## About this exercise
While copying the entries exactly, leave out each picture they contain.

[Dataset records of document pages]
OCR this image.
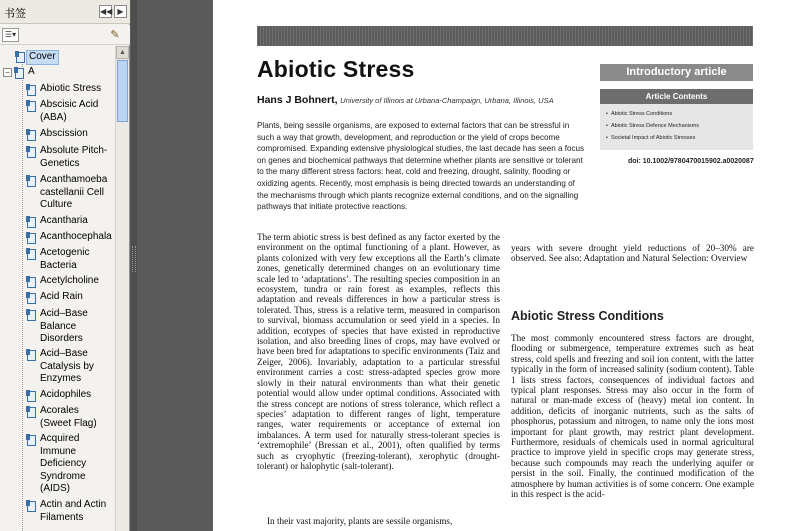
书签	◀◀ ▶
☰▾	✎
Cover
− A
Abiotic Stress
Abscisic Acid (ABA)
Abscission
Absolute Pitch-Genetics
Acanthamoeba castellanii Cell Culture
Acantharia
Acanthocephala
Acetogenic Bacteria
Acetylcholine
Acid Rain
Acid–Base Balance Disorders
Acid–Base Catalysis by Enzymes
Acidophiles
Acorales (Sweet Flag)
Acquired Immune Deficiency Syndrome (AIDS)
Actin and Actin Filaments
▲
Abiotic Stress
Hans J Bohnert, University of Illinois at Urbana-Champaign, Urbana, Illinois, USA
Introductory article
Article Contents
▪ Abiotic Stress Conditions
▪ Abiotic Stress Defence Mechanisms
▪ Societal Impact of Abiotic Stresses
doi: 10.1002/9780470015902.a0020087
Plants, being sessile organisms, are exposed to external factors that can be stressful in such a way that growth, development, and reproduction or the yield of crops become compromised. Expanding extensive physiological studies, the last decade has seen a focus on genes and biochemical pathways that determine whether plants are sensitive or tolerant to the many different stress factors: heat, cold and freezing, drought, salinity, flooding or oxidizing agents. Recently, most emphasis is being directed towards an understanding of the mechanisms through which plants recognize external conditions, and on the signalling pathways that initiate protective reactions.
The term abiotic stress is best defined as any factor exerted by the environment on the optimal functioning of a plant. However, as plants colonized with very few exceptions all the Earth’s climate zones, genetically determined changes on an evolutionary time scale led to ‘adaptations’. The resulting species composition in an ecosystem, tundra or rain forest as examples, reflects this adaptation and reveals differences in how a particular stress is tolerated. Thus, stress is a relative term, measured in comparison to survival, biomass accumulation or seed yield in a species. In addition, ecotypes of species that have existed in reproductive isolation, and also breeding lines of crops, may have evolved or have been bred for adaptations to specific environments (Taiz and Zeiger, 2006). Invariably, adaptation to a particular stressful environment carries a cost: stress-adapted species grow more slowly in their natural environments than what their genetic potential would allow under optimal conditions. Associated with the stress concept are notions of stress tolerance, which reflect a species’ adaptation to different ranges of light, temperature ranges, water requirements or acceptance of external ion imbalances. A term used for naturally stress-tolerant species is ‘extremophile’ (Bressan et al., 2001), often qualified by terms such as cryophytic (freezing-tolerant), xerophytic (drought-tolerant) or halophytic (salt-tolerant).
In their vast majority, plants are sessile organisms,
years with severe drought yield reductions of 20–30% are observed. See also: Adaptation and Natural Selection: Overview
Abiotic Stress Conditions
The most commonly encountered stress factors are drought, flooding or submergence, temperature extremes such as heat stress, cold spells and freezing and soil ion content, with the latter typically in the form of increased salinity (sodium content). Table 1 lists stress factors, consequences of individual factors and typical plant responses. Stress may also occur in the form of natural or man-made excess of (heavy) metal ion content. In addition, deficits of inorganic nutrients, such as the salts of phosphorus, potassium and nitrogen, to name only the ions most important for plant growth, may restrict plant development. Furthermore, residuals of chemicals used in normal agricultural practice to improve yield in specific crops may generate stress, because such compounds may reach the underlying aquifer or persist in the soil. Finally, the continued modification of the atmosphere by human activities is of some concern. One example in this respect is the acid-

## Output below
OCR this image.
书签	◀◀ ▶
☰▾	✎
Cover
− A
Abiotic Stress
Abscisic Acid (ABA)
Abscission
Absolute Pitch-Genetics
Acanthamoeba castellanii Cell Culture
Acantharia
Acanthocephala
Acetogenic Bacteria
Acetylcholine
Acid Rain
Acid–Base Balance Disorders
Acid–Base Catalysis by Enzymes
Acidophiles
Acorales (Sweet Flag)
Acquired Immune Deficiency Syndrome (AIDS)
Actin and Actin Filaments
▲
Abiotic Stress
Hans J Bohnert, University of Illinois at Urbana-Champaign, Urbana, Illinois, USA
Introductory article
Article Contents
▪ Abiotic Stress Conditions
▪ Abiotic Stress Defence Mechanisms
▪ Societal Impact of Abiotic Stresses
doi: 10.1002/9780470015902.a0020087
Plants, being sessile organisms, are exposed to external factors that can be stressful in such a way that growth, development, and reproduction or the yield of crops become compromised. Expanding extensive physiological studies, the last decade has seen a focus on genes and biochemical pathways that determine whether plants are sensitive or tolerant to the many different stress factors: heat, cold and freezing, drought, salinity, flooding or oxidizing agents. Recently, most emphasis is being directed towards an understanding of the mechanisms through which plants recognize external conditions, and on the signalling pathways that initiate protective reactions.
The term abiotic stress is best defined as any factor exerted by the environment on the optimal functioning of a plant. However, as plants colonized with very few exceptions all the Earth’s climate zones, genetically determined changes on an evolutionary time scale led to ‘adaptations’. The resulting species composition in an ecosystem, tundra or rain forest as examples, reflects this adaptation and reveals differences in how a particular stress is tolerated. Thus, stress is a relative term, measured in comparison to survival, biomass accumulation or seed yield in a species. In addition, ecotypes of species that have existed in reproductive isolation, and also breeding lines of crops, may have evolved or have been bred for adaptations to specific environments (Taiz and Zeiger, 2006). Invariably, adaptation to a particular stressful environment carries a cost: stress-adapted species grow more slowly in their natural environments than what their genetic potential would allow under optimal conditions. Associated with the stress concept are notions of stress tolerance, which reflect a species’ adaptation to different ranges of light, temperature ranges, water requirements or acceptance of external ion imbalances. A term used for naturally stress-tolerant species is ‘extremophile’ (Bressan et al., 2001), often qualified by terms such as cryophytic (freezing-tolerant), xerophytic (drought-tolerant) or halophytic (salt-tolerant).
In their vast majority, plants are sessile organisms,
years with severe drought yield reductions of 20–30% are observed. See also: Adaptation and Natural Selection: Overview
Abiotic Stress Conditions
The most commonly encountered stress factors are drought, flooding or submergence, temperature extremes such as heat stress, cold spells and freezing and soil ion content, with the latter typically in the form of increased salinity (sodium content). Table 1 lists stress factors, consequences of individual factors and typical plant responses. Stress may also occur in the form of natural or man-made excess of (heavy) metal ion content. In addition, deficits of inorganic nutrients, such as the salts of phosphorus, potassium and nitrogen, to name only the ions most important for plant growth, may restrict plant development. Furthermore, residuals of chemicals used in normal agricultural practice to improve yield in specific crops may generate stress, because such compounds may reach the underlying aquifer or persist in the soil. Finally, the continued modification of the atmosphere by human activities is of some concern. One example in this respect is the acid-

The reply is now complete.